Records supplied:

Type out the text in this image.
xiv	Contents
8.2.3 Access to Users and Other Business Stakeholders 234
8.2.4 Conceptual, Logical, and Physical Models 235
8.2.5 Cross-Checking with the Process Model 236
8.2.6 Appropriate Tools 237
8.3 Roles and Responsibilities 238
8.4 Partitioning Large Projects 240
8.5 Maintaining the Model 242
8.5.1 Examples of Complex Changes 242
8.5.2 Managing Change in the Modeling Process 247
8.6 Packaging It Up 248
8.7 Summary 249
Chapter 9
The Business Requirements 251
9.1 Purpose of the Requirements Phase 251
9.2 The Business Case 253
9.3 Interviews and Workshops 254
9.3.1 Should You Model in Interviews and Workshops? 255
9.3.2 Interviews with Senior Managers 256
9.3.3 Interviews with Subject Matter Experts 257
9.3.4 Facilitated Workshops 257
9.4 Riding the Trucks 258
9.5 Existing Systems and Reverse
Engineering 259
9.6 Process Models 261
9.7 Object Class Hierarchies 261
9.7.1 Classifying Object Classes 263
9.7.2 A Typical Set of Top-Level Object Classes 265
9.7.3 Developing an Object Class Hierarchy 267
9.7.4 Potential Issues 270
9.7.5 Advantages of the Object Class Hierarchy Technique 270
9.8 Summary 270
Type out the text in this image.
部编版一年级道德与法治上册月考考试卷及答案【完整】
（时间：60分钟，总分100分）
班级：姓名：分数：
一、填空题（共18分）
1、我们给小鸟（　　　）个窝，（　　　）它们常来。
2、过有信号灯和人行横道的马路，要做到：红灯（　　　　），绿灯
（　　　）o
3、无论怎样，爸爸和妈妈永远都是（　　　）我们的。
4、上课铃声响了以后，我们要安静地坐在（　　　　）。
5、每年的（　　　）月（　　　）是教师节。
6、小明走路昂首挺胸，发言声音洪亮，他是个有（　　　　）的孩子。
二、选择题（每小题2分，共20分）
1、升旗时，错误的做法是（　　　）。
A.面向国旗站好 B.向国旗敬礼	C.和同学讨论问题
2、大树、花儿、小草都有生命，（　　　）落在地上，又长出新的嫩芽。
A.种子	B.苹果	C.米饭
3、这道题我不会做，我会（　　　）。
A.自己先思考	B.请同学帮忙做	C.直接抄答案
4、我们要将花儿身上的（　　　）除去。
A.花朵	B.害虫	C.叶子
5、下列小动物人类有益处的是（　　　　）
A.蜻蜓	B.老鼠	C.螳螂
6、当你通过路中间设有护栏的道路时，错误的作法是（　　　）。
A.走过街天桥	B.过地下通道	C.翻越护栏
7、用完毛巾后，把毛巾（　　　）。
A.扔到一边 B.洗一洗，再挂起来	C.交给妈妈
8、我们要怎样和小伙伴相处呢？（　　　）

---

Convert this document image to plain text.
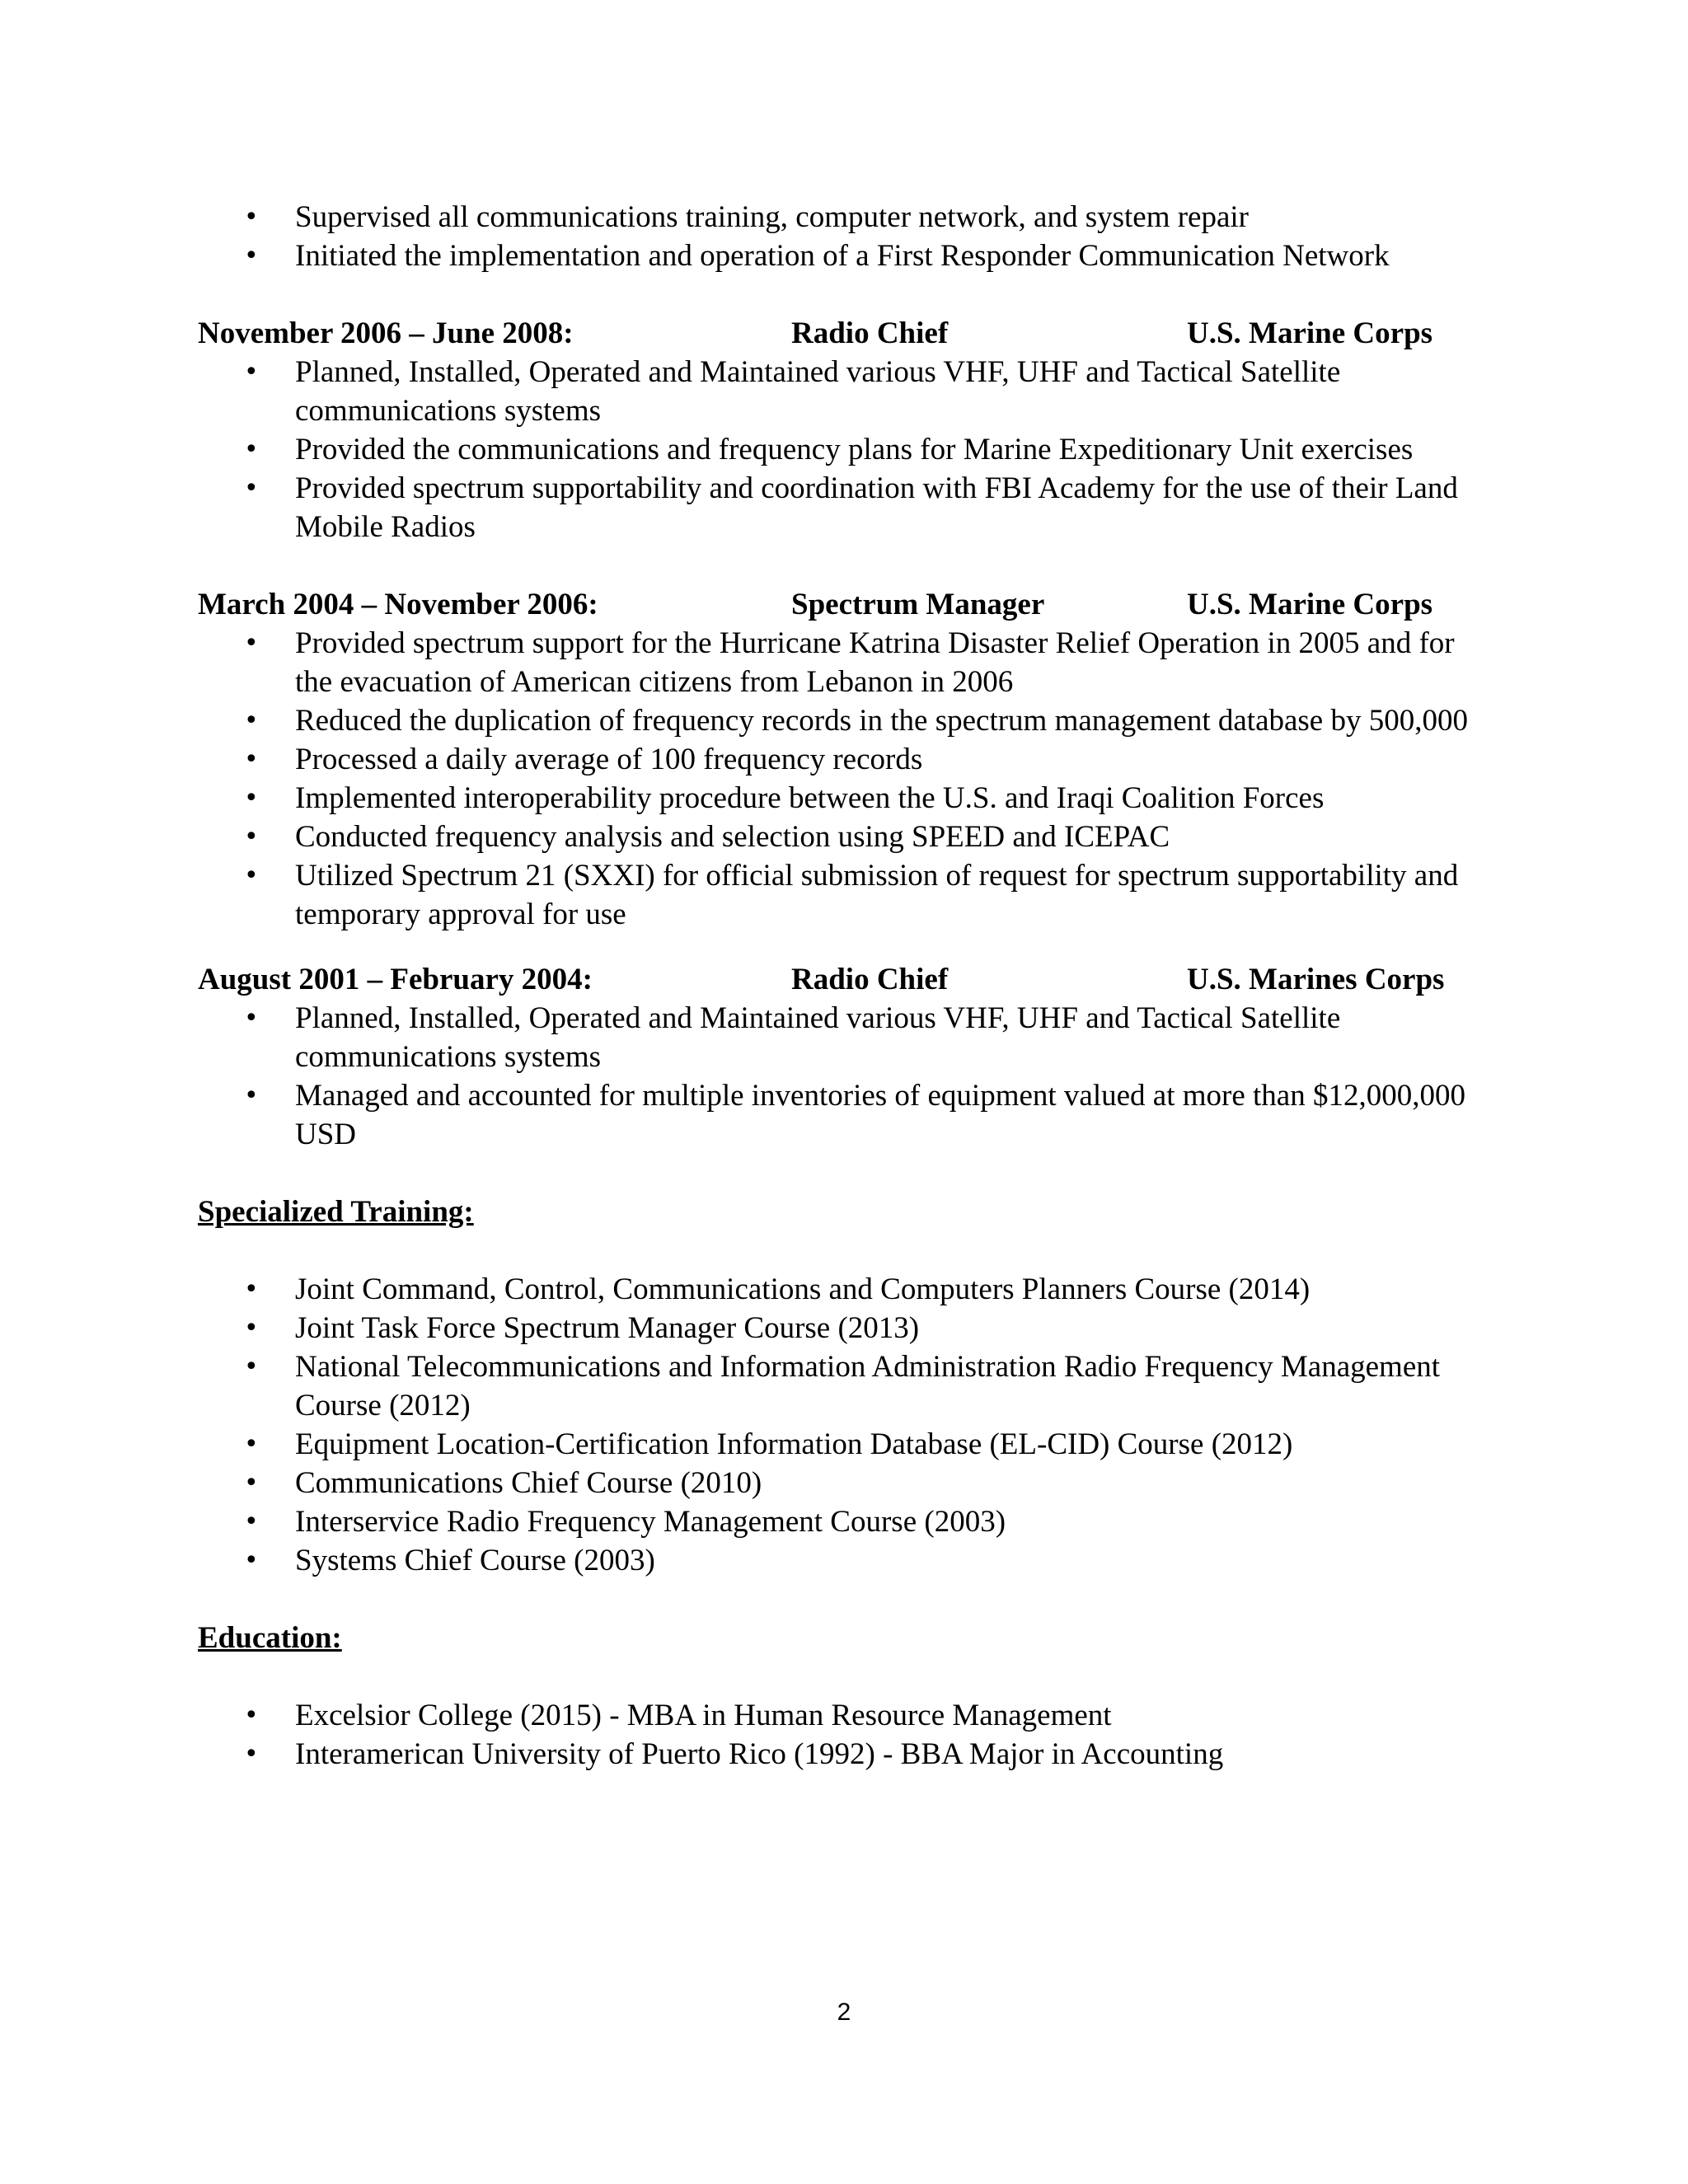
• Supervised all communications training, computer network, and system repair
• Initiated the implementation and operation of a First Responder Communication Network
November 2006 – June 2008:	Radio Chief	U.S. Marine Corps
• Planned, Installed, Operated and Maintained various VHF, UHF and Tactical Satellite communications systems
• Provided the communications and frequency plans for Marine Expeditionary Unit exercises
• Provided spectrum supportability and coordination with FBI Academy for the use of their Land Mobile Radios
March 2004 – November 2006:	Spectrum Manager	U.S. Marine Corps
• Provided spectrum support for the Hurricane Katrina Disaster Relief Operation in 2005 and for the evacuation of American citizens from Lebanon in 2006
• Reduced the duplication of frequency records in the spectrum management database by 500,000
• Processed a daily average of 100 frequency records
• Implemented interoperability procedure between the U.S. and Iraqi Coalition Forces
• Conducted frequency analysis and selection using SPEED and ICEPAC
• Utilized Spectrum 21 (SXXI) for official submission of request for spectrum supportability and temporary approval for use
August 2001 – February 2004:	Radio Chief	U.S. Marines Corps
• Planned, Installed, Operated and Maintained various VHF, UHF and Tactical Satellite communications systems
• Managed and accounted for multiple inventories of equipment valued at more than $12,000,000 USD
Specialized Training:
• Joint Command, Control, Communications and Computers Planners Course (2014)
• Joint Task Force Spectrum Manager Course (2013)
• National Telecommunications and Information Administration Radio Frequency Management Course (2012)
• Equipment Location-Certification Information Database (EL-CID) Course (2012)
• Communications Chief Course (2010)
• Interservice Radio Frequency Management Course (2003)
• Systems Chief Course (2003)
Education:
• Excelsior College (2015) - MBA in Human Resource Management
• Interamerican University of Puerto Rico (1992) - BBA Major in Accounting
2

Aim of the task: Point out every line holding the string "Interviews" and copy it.

Response below:
9.3 Interviews and Workshops 254
9.3.1 Should You Model in Interviews and Workshops? 255
9.3.2 Interviews with Senior Managers 256
9.3.3 Interviews with Subject Matter Experts 257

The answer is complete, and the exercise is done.